(Task prompt)
Go through the material and pull out every line with the string "detik" in it.

— START OF Dataset records —

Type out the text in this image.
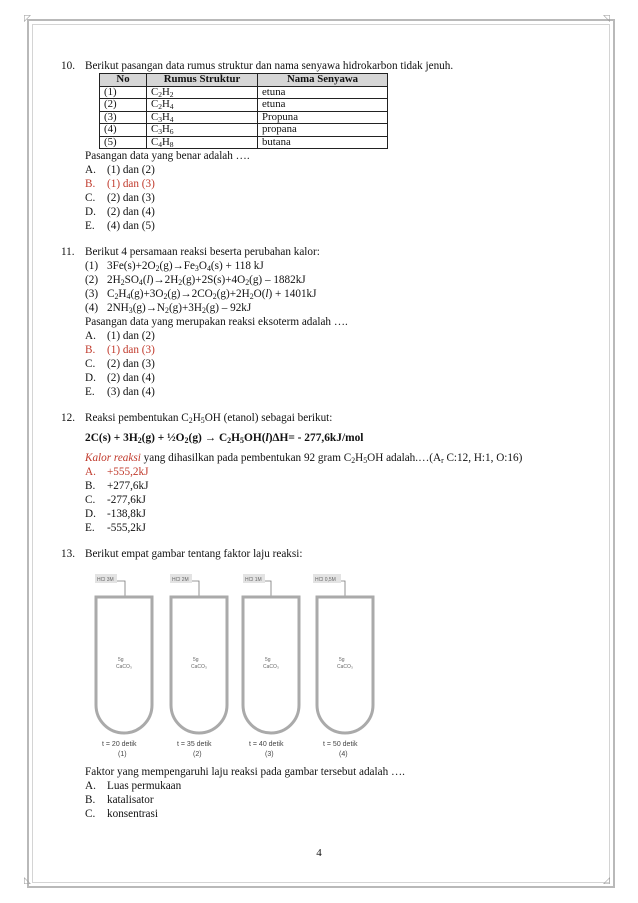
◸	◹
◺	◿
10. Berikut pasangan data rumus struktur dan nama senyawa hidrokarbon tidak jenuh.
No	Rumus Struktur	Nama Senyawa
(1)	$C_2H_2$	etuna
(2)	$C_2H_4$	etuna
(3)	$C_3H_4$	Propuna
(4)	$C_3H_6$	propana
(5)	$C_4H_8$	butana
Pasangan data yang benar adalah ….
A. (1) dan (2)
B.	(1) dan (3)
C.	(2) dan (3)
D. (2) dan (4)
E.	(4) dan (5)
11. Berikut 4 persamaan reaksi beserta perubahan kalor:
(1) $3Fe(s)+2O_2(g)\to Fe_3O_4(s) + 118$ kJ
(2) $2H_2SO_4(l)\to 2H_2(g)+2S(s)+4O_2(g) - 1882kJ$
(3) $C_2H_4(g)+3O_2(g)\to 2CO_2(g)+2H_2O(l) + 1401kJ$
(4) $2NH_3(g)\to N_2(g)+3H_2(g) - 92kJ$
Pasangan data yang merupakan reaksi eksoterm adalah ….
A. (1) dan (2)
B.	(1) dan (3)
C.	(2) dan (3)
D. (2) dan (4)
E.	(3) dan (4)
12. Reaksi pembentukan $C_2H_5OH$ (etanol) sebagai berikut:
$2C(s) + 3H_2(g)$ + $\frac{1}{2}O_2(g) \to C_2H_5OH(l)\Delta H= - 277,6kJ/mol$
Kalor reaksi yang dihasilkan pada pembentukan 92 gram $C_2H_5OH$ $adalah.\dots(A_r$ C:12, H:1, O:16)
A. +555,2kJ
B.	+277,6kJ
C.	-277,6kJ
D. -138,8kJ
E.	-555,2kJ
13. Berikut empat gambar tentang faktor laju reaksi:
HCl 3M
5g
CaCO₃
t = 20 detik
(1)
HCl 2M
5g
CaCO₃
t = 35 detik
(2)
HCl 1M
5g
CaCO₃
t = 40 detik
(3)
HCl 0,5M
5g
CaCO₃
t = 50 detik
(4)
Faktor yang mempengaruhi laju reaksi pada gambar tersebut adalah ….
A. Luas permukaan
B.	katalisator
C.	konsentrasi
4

— END OF Dataset records —
— START OF Dataset records —

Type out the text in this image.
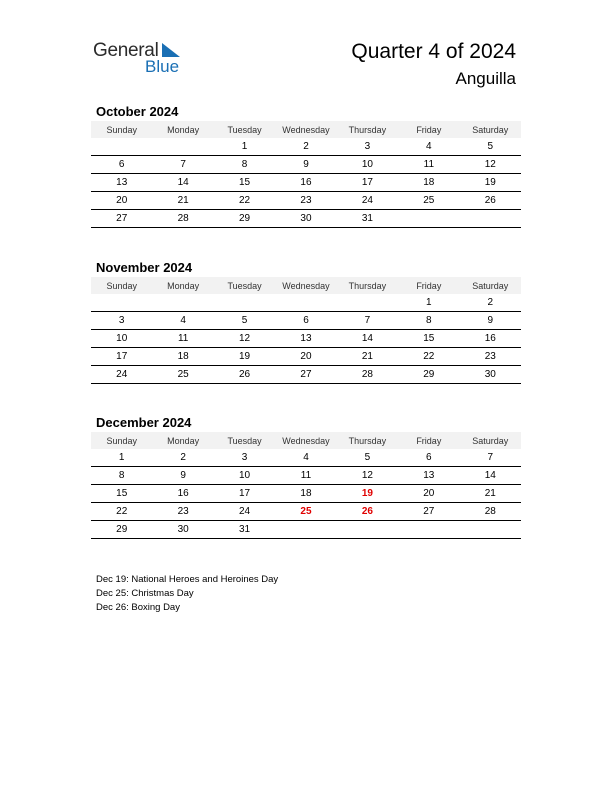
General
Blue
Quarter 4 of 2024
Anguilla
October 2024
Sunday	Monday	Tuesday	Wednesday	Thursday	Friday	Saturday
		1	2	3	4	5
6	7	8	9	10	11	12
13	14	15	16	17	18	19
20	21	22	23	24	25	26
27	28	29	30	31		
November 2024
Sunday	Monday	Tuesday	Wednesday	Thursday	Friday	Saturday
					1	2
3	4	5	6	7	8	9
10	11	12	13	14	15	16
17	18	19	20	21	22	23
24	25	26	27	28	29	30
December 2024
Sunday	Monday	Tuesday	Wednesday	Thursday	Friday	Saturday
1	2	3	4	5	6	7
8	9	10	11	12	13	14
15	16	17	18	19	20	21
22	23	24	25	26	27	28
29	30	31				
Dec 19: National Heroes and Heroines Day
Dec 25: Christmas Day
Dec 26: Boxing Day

— END OF Dataset records —

(Result below)
t = 20 detik
t = 35 detik
t = 40 detik
t = 50 detik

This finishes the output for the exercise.